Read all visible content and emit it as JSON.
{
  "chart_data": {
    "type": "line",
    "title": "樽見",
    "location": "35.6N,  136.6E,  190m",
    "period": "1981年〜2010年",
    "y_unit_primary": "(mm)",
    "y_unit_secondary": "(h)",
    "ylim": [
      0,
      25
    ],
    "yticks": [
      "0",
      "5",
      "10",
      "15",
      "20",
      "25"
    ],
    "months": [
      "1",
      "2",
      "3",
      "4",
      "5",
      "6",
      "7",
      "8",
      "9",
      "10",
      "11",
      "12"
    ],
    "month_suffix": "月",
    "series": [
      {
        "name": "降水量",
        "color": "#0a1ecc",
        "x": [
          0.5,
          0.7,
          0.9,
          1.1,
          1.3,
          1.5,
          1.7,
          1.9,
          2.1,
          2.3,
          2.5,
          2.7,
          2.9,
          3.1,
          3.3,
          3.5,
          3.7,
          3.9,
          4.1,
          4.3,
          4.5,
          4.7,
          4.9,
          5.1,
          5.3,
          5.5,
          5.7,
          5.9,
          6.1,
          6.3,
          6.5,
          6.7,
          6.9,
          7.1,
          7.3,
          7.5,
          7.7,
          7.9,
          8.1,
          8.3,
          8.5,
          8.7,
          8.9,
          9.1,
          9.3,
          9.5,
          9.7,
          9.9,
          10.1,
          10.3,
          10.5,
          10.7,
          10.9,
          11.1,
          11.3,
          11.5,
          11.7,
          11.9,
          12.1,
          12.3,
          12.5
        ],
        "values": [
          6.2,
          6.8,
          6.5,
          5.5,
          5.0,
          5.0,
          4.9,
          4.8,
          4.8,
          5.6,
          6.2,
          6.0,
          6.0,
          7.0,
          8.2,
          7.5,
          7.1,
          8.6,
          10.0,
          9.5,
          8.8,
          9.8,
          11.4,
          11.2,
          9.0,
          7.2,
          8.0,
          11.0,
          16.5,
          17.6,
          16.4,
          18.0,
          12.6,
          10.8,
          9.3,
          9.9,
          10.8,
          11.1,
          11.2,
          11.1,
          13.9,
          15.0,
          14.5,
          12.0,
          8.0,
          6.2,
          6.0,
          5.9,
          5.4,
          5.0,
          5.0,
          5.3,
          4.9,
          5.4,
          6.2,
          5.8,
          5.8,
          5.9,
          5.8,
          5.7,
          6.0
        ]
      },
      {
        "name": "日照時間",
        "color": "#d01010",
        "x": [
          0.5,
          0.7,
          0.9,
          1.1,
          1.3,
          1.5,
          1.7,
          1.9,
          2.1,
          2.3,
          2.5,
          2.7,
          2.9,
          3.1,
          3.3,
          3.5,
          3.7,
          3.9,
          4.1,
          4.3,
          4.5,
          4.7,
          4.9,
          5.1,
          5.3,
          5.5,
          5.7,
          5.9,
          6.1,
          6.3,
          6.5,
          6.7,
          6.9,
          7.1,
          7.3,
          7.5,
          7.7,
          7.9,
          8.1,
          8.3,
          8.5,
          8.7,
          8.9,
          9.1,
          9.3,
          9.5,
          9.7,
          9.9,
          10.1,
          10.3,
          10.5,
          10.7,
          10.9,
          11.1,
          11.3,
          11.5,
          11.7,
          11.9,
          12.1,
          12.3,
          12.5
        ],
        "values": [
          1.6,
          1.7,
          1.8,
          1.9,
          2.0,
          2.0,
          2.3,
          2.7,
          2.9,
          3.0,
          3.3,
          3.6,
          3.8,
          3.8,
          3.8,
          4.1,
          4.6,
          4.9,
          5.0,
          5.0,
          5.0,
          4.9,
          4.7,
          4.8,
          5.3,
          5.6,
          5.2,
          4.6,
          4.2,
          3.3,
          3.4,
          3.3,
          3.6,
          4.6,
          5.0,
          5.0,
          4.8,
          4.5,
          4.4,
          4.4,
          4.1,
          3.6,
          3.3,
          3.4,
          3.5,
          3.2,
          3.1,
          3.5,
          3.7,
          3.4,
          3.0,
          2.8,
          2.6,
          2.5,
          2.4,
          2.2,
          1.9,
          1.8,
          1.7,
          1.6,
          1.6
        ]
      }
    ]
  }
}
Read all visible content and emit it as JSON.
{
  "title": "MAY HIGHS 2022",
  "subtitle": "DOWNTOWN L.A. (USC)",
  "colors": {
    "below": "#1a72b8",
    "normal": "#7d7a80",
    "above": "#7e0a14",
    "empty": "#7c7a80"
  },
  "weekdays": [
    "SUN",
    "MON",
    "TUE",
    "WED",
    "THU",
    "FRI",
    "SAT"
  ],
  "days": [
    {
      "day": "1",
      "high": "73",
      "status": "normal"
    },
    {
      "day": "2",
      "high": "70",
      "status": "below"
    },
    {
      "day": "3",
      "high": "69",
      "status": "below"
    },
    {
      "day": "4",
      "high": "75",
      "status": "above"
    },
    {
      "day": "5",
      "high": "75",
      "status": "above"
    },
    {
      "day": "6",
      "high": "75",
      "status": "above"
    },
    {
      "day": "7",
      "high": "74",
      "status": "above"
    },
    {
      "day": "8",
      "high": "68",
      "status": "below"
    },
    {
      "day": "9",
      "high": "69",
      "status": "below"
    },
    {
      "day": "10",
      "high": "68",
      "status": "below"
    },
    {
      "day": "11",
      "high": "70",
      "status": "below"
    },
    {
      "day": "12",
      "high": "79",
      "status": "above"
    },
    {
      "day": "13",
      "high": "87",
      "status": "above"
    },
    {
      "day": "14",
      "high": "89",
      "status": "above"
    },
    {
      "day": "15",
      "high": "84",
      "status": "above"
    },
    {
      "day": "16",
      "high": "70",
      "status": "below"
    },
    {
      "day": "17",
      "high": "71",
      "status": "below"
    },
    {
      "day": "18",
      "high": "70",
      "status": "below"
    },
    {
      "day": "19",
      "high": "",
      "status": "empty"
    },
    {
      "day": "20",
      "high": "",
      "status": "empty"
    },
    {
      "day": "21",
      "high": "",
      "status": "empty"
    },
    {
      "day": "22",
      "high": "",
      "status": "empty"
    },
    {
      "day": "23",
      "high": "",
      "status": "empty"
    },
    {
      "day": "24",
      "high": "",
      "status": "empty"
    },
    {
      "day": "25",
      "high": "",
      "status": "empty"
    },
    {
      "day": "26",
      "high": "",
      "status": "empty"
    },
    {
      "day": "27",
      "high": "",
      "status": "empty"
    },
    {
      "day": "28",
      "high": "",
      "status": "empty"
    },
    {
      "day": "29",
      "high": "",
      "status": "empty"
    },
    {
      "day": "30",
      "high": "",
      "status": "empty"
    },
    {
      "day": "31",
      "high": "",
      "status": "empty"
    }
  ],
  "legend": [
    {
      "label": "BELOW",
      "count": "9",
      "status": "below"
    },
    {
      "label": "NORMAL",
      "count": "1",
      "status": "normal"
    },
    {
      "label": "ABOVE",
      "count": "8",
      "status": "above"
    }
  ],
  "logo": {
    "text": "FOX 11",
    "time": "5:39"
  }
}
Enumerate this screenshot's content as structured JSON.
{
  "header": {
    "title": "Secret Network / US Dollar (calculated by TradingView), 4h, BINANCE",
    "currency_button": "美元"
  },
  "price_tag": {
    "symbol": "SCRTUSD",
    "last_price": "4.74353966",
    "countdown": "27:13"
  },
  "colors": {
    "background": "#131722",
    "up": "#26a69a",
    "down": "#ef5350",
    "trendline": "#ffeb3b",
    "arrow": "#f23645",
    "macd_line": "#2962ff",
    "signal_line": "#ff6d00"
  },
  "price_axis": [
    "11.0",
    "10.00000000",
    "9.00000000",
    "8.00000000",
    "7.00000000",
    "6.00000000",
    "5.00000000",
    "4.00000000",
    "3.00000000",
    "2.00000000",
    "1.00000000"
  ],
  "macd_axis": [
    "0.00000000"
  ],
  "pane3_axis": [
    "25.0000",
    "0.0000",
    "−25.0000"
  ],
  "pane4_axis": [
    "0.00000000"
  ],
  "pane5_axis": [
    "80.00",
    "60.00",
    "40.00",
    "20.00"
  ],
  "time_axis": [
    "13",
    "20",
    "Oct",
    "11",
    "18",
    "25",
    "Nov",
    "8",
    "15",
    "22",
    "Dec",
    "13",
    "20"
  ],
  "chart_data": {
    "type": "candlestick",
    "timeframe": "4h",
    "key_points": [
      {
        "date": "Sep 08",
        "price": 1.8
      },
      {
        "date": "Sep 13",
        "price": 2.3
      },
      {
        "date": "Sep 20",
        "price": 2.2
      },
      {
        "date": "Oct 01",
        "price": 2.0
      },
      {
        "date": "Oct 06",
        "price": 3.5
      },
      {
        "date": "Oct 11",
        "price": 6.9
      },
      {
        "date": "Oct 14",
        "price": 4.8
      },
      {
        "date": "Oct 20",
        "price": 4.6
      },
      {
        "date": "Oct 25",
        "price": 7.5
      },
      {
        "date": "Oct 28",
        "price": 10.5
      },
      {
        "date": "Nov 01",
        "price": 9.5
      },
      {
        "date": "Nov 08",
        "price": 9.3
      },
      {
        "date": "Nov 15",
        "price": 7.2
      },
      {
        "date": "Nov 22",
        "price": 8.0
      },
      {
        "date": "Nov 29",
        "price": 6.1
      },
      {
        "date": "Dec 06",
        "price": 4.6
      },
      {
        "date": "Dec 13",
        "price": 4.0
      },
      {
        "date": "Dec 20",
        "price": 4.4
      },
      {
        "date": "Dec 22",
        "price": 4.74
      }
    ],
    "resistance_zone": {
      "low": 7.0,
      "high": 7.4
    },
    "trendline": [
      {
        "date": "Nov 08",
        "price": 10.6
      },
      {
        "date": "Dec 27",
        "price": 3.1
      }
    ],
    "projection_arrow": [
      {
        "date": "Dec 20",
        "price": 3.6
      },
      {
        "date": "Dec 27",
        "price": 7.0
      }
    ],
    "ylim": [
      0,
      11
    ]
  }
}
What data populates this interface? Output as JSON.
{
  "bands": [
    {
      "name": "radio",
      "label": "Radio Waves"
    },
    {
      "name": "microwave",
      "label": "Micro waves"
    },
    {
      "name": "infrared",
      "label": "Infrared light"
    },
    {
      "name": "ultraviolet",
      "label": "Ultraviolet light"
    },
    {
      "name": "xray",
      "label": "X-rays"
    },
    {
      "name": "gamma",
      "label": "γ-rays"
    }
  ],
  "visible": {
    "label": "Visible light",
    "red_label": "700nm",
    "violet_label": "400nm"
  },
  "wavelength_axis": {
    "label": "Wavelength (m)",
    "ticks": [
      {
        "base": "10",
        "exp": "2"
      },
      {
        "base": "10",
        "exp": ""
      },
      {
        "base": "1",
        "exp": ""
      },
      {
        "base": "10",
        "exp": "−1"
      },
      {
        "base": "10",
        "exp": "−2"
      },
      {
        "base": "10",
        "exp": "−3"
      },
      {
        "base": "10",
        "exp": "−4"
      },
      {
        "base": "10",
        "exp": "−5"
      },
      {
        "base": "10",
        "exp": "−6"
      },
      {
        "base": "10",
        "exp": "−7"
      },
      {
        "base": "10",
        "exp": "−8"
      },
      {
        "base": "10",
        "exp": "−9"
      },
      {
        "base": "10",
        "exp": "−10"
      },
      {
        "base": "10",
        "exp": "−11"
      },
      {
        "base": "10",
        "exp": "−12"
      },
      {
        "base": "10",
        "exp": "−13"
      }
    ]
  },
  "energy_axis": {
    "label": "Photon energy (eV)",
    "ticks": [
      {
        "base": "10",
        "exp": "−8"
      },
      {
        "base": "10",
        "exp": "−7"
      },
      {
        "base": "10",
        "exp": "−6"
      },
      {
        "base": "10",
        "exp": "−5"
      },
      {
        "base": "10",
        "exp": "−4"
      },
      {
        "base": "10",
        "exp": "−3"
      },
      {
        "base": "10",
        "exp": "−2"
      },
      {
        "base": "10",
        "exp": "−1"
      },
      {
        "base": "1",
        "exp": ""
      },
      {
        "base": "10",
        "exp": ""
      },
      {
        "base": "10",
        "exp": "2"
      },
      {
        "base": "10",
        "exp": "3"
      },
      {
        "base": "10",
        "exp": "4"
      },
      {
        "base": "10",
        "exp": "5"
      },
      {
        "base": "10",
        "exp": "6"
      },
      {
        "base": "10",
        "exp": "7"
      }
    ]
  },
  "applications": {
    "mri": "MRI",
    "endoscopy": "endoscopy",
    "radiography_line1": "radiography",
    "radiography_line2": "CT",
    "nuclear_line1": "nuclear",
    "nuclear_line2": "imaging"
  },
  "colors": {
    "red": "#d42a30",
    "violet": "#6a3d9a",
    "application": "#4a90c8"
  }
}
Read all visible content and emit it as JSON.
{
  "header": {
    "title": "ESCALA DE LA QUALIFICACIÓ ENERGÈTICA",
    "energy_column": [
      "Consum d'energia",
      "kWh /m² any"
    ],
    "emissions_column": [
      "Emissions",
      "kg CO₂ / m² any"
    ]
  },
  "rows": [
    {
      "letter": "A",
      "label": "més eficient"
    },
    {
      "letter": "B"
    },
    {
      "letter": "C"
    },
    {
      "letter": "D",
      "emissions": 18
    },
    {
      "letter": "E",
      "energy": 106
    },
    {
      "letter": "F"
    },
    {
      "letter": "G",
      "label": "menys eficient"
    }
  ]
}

....

- What to work on: Tell how many lines in the records above contain "letter", giving the number and no other words.

- Written solution: 7